REQUEST:
Omit every picture and return the rest of the data unaltered.

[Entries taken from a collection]
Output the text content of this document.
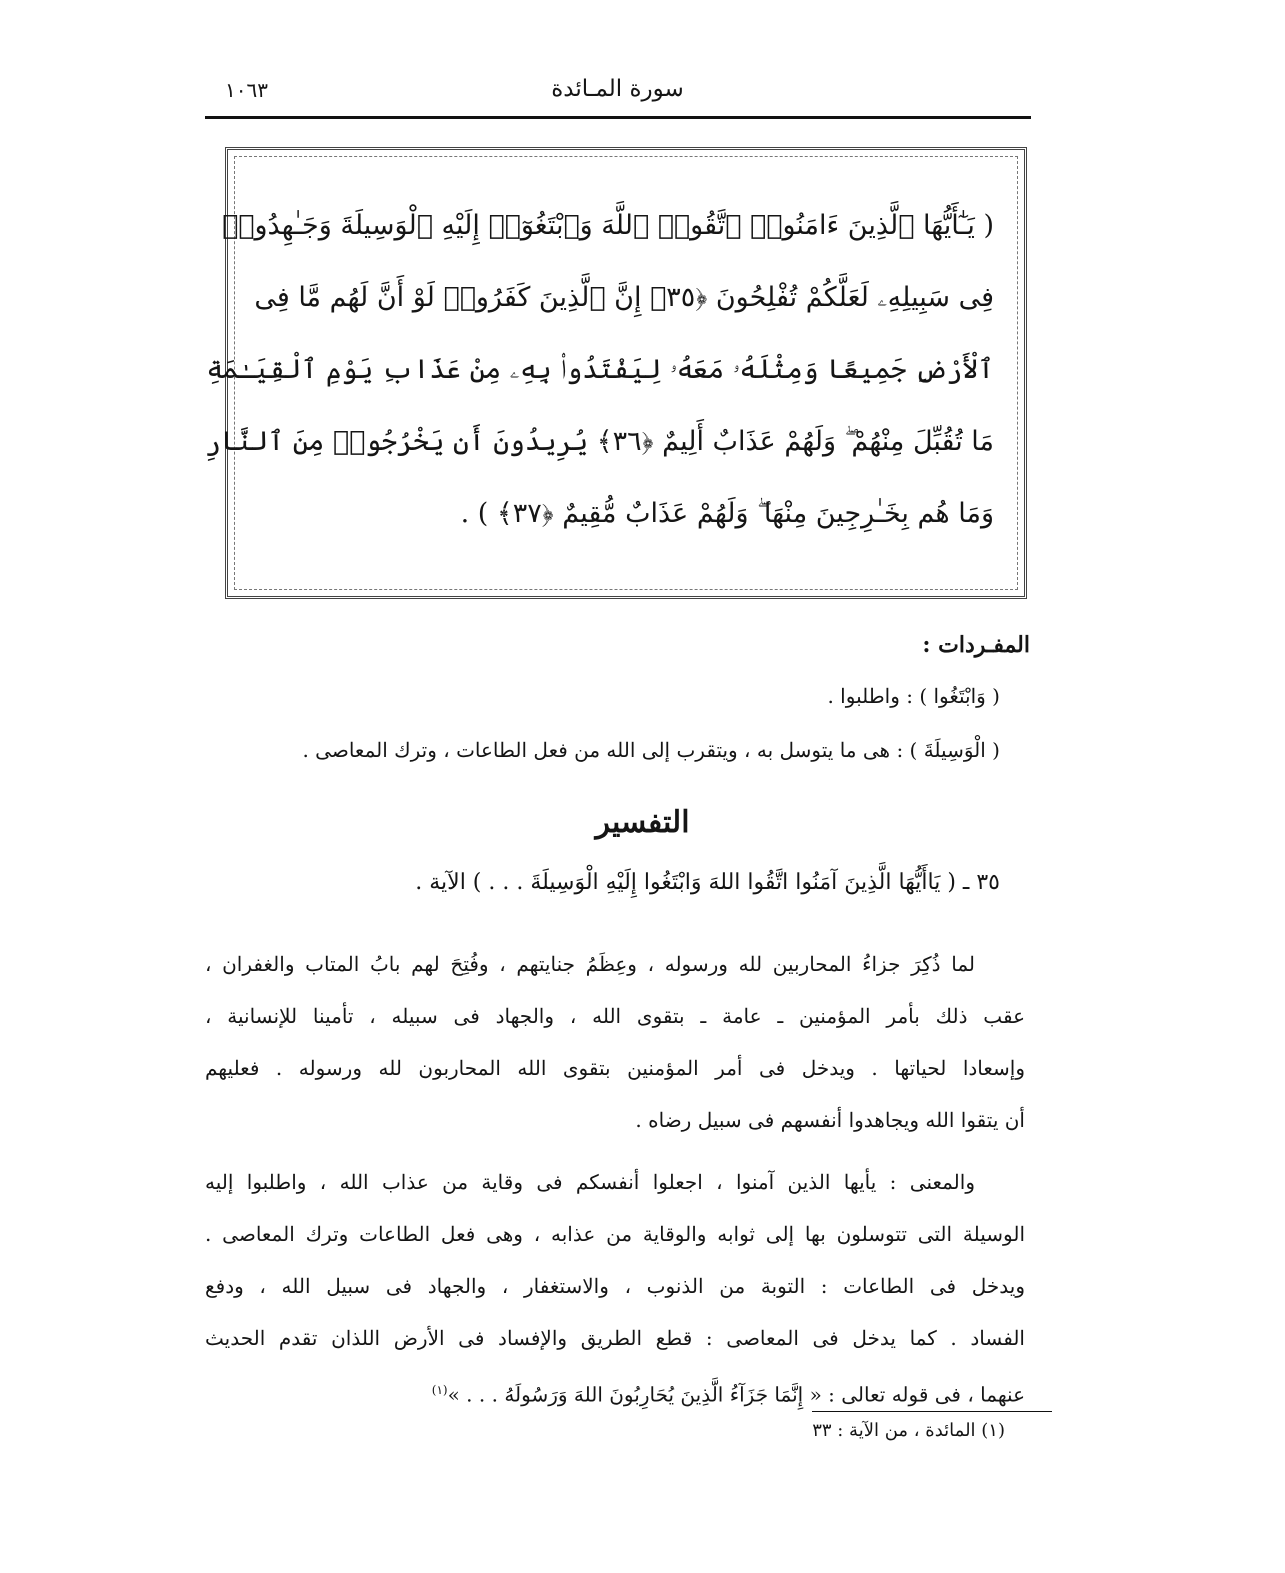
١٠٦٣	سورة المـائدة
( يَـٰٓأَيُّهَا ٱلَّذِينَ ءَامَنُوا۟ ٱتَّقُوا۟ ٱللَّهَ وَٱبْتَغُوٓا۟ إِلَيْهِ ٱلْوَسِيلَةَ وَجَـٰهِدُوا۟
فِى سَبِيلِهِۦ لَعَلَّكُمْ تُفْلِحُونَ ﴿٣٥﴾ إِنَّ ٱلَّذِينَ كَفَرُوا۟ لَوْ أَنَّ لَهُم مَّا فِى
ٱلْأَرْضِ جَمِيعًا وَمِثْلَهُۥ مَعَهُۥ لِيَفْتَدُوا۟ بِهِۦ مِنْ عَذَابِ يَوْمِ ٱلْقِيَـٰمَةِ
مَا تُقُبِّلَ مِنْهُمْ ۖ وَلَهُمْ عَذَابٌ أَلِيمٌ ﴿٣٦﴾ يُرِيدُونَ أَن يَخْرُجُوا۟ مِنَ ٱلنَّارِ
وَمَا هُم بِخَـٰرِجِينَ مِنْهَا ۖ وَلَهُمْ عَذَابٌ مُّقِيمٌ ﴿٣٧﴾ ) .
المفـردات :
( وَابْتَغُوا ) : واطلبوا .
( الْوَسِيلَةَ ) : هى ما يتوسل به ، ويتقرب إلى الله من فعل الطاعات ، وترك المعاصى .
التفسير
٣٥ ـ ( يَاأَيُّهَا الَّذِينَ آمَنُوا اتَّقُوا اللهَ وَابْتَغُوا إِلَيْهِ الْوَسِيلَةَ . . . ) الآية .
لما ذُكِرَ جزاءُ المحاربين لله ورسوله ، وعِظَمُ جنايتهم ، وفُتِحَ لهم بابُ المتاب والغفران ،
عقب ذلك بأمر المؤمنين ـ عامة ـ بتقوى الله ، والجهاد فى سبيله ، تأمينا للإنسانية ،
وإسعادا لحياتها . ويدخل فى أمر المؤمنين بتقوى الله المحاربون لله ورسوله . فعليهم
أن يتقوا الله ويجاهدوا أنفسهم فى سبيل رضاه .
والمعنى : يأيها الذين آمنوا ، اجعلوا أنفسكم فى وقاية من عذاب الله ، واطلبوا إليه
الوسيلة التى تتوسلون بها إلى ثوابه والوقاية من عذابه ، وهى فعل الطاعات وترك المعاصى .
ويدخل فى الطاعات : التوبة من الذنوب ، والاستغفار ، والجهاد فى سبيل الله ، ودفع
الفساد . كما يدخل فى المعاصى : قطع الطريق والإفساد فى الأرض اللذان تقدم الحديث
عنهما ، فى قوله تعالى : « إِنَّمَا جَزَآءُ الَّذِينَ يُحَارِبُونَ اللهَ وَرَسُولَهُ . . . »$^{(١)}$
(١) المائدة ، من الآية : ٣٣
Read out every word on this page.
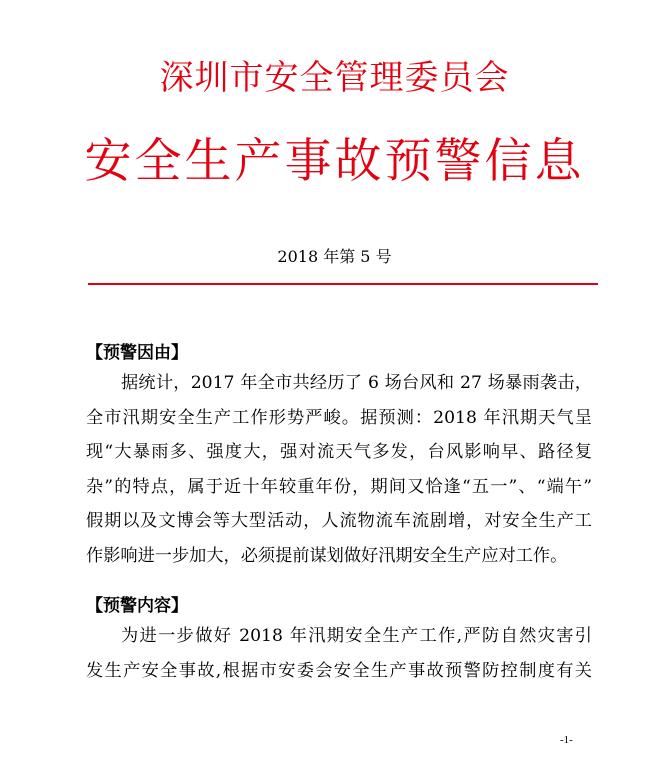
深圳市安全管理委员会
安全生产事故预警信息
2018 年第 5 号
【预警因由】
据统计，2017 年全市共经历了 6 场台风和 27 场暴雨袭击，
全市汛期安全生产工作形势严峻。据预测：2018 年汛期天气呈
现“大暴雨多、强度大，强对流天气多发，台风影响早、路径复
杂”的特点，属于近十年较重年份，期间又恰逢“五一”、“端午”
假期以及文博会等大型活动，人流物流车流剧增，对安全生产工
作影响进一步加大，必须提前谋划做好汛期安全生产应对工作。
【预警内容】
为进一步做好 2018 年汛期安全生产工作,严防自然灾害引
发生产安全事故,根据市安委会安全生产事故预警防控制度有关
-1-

EXERCISE OUTPUT:
Output the text content of this document.
١٠٦٣	سورة المـائدة
( يَـٰٓأَيُّهَا ٱلَّذِينَ ءَامَنُوا۟ ٱتَّقُوا۟ ٱللَّهَ وَٱبْتَغُوٓا۟ إِلَيْهِ ٱلْوَسِيلَةَ وَجَـٰهِدُوا۟
فِى سَبِيلِهِۦ لَعَلَّكُمْ تُفْلِحُونَ ﴿٣٥﴾ إِنَّ ٱلَّذِينَ كَفَرُوا۟ لَوْ أَنَّ لَهُم مَّا فِى
ٱلْأَرْضِ جَمِيعًا وَمِثْلَهُۥ مَعَهُۥ لِيَفْتَدُوا۟ بِهِۦ مِنْ عَذَابِ يَوْمِ ٱلْقِيَـٰمَةِ
مَا تُقُبِّلَ مِنْهُمْ ۖ وَلَهُمْ عَذَابٌ أَلِيمٌ ﴿٣٦﴾ يُرِيدُونَ أَن يَخْرُجُوا۟ مِنَ ٱلنَّارِ
وَمَا هُم بِخَـٰرِجِينَ مِنْهَا ۖ وَلَهُمْ عَذَابٌ مُّقِيمٌ ﴿٣٧﴾ ) .
المفـردات :
( وَابْتَغُوا ) : واطلبوا .
( الْوَسِيلَةَ ) : هى ما يتوسل به ، ويتقرب إلى الله من فعل الطاعات ، وترك المعاصى .
التفسير
٣٥ ـ ( يَاأَيُّهَا الَّذِينَ آمَنُوا اتَّقُوا اللهَ وَابْتَغُوا إِلَيْهِ الْوَسِيلَةَ . . . ) الآية .
لما ذُكِرَ جزاءُ المحاربين لله ورسوله ، وعِظَمُ جنايتهم ، وفُتِحَ لهم بابُ المتاب والغفران ،
عقب ذلك بأمر المؤمنين ـ عامة ـ بتقوى الله ، والجهاد فى سبيله ، تأمينا للإنسانية ،
وإسعادا لحياتها . ويدخل فى أمر المؤمنين بتقوى الله المحاربون لله ورسوله . فعليهم
أن يتقوا الله ويجاهدوا أنفسهم فى سبيل رضاه .
والمعنى : يأيها الذين آمنوا ، اجعلوا أنفسكم فى وقاية من عذاب الله ، واطلبوا إليه
الوسيلة التى تتوسلون بها إلى ثوابه والوقاية من عذابه ، وهى فعل الطاعات وترك المعاصى .
ويدخل فى الطاعات : التوبة من الذنوب ، والاستغفار ، والجهاد فى سبيل الله ، ودفع
الفساد . كما يدخل فى المعاصى : قطع الطريق والإفساد فى الأرض اللذان تقدم الحديث
عنهما ، فى قوله تعالى : « إِنَّمَا جَزَآءُ الَّذِينَ يُحَارِبُونَ اللهَ وَرَسُولَهُ . . . »$^{(١)}$
(١) المائدة ، من الآية : ٣٣
Read out every word on this page.
深圳市安全管理委员会
安全生产事故预警信息
2018 年第 5 号
【预警因由】
据统计，2017 年全市共经历了 6 场台风和 27 场暴雨袭击，
全市汛期安全生产工作形势严峻。据预测：2018 年汛期天气呈
现“大暴雨多、强度大，强对流天气多发，台风影响早、路径复
杂”的特点，属于近十年较重年份，期间又恰逢“五一”、“端午”
假期以及文博会等大型活动，人流物流车流剧增，对安全生产工
作影响进一步加大，必须提前谋划做好汛期安全生产应对工作。
【预警内容】
为进一步做好 2018 年汛期安全生产工作,严防自然灾害引
发生产安全事故,根据市安委会安全生产事故预警防控制度有关
-1-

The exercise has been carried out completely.